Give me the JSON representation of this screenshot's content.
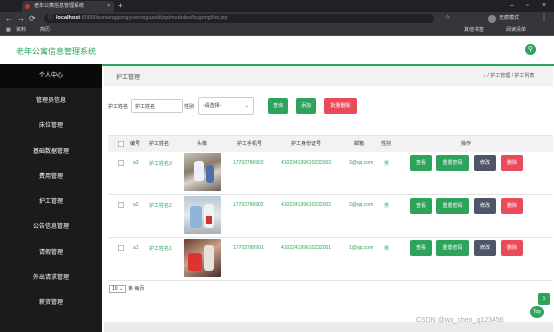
{
  "browser": {
    "tab_title": "老年公寓信息管理系统",
    "tab_close": "×",
    "new_tab": "+",
    "controls": {
      "minimize": "–",
      "maximize": "▫",
      "close": "×"
    },
    "nav": {
      "back": "←",
      "forward": "→",
      "reload": "⟳"
    },
    "url_host": "localhost",
    "url_path": ":8080/laonianggongyuxinxiguanli/jsp/modules/hugong/list.jsp",
    "bookmarks": [
      "资料",
      "简历"
    ],
    "bookmark_right": [
      "其他书签",
      "阅读清单"
    ],
    "profile_label": "无痕模式"
  },
  "app": {
    "title": "老年公寓信息管理系统",
    "avatar_icon": "user-icon"
  },
  "sidebar": {
    "items": [
      {
        "label": "个人中心",
        "active": true
      },
      {
        "label": "管理员信息"
      },
      {
        "label": "床位管理"
      },
      {
        "label": "基础数据管理"
      },
      {
        "label": "费用管理"
      },
      {
        "label": "护工管理"
      },
      {
        "label": "公告信息管理"
      },
      {
        "label": "请假管理"
      },
      {
        "label": "外出请求管理"
      },
      {
        "label": "薪资管理"
      }
    ]
  },
  "breadcrumb": {
    "title": "护工管理",
    "home_icon": "home-icon",
    "path": [
      "护工管理",
      "护工列表"
    ],
    "separator": "/"
  },
  "filters": {
    "name_label": "护工姓名",
    "name_placeholder": "护工姓名",
    "gender_label": "性别",
    "gender_value": "-请选择-",
    "search_label": "查询",
    "add_label": "添加",
    "batch_delete_label": "批量删除"
  },
  "table": {
    "headers": [
      "编号",
      "护工姓名",
      "头像",
      "护工手机号",
      "护工身份证号",
      "邮箱",
      "性别",
      "操作"
    ],
    "actions": [
      "查看",
      "重置密码",
      "修改",
      "删除"
    ],
    "rows": [
      {
        "id": "a3",
        "name": "护工姓名3",
        "phone": "17703786903",
        "idcard": "410224199610232003",
        "email": "3@qq.com",
        "gender": "男"
      },
      {
        "id": "a2",
        "name": "护工姓名2",
        "phone": "17703786902",
        "idcard": "410224199610232002",
        "email": "2@qq.com",
        "gender": "男"
      },
      {
        "id": "a1",
        "name": "护工姓名1",
        "phone": "17703786901",
        "idcard": "410224199610232001",
        "email": "1@qq.com",
        "gender": "男"
      }
    ]
  },
  "pager": {
    "page_size": "10",
    "suffix": "条 每页"
  },
  "to_top": "1",
  "to_top_label": "Top",
  "watermark": "CSDN @wx_chen_q123456",
  "colors": {
    "accent": "#2ea35c",
    "danger": "#e94b5b",
    "dark_button": "#4e5566",
    "sidebar": "#1b1b1b"
  }
}
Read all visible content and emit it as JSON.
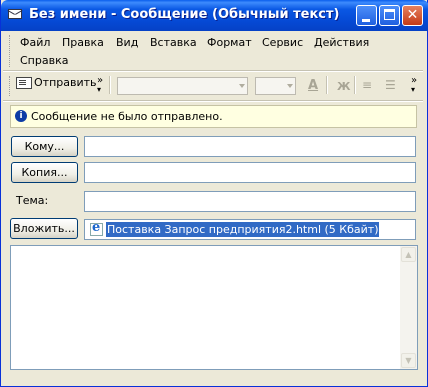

• WHAT TO PRODUCE:
Return all of the data exactly as written, and drop the pictures.

• WRITTEN ANSWER:
Give me the JSON representation of this screenshot's content.
{
  "browser": {
    "tab_title": "老年公寓信息管理系统",
    "tab_close": "×",
    "new_tab": "+",
    "controls": {
      "minimize": "–",
      "maximize": "▫",
      "close": "×"
    },
    "nav": {
      "back": "←",
      "forward": "→",
      "reload": "⟳"
    },
    "url_host": "localhost",
    "url_path": ":8080/laonianggongyuxinxiguanli/jsp/modules/hugong/list.jsp",
    "bookmarks": [
      "资料",
      "简历"
    ],
    "bookmark_right": [
      "其他书签",
      "阅读清单"
    ],
    "profile_label": "无痕模式"
  },
  "app": {
    "title": "老年公寓信息管理系统",
    "avatar_icon": "user-icon"
  },
  "sidebar": {
    "items": [
      {
        "label": "个人中心",
        "active": true
      },
      {
        "label": "管理员信息"
      },
      {
        "label": "床位管理"
      },
      {
        "label": "基础数据管理"
      },
      {
        "label": "费用管理"
      },
      {
        "label": "护工管理"
      },
      {
        "label": "公告信息管理"
      },
      {
        "label": "请假管理"
      },
      {
        "label": "外出请求管理"
      },
      {
        "label": "薪资管理"
      }
    ]
  },
  "breadcrumb": {
    "title": "护工管理",
    "home_icon": "home-icon",
    "path": [
      "护工管理",
      "护工列表"
    ],
    "separator": "/"
  },
  "filters": {
    "name_label": "护工姓名",
    "name_placeholder": "护工姓名",
    "gender_label": "性别",
    "gender_value": "-请选择-",
    "search_label": "查询",
    "add_label": "添加",
    "batch_delete_label": "批量删除"
  },
  "table": {
    "headers": [
      "编号",
      "护工姓名",
      "头像",
      "护工手机号",
      "护工身份证号",
      "邮箱",
      "性别",
      "操作"
    ],
    "actions": [
      "查看",
      "重置密码",
      "修改",
      "删除"
    ],
    "rows": [
      {
        "id": "a3",
        "name": "护工姓名3",
        "phone": "17703786903",
        "idcard": "410224199610232003",
        "email": "3@qq.com",
        "gender": "男"
      },
      {
        "id": "a2",
        "name": "护工姓名2",
        "phone": "17703786902",
        "idcard": "410224199610232002",
        "email": "2@qq.com",
        "gender": "男"
      },
      {
        "id": "a1",
        "name": "护工姓名1",
        "phone": "17703786901",
        "idcard": "410224199610232001",
        "email": "1@qq.com",
        "gender": "男"
      }
    ]
  },
  "pager": {
    "page_size": "10",
    "suffix": "条 每页"
  },
  "to_top": "1",
  "to_top_label": "Top",
  "watermark": "CSDN @wx_chen_q123456",
  "colors": {
    "accent": "#2ea35c",
    "danger": "#e94b5b",
    "dark_button": "#4e5566",
    "sidebar": "#1b1b1b"
  }
}
Read all visible content and emit it as JSON.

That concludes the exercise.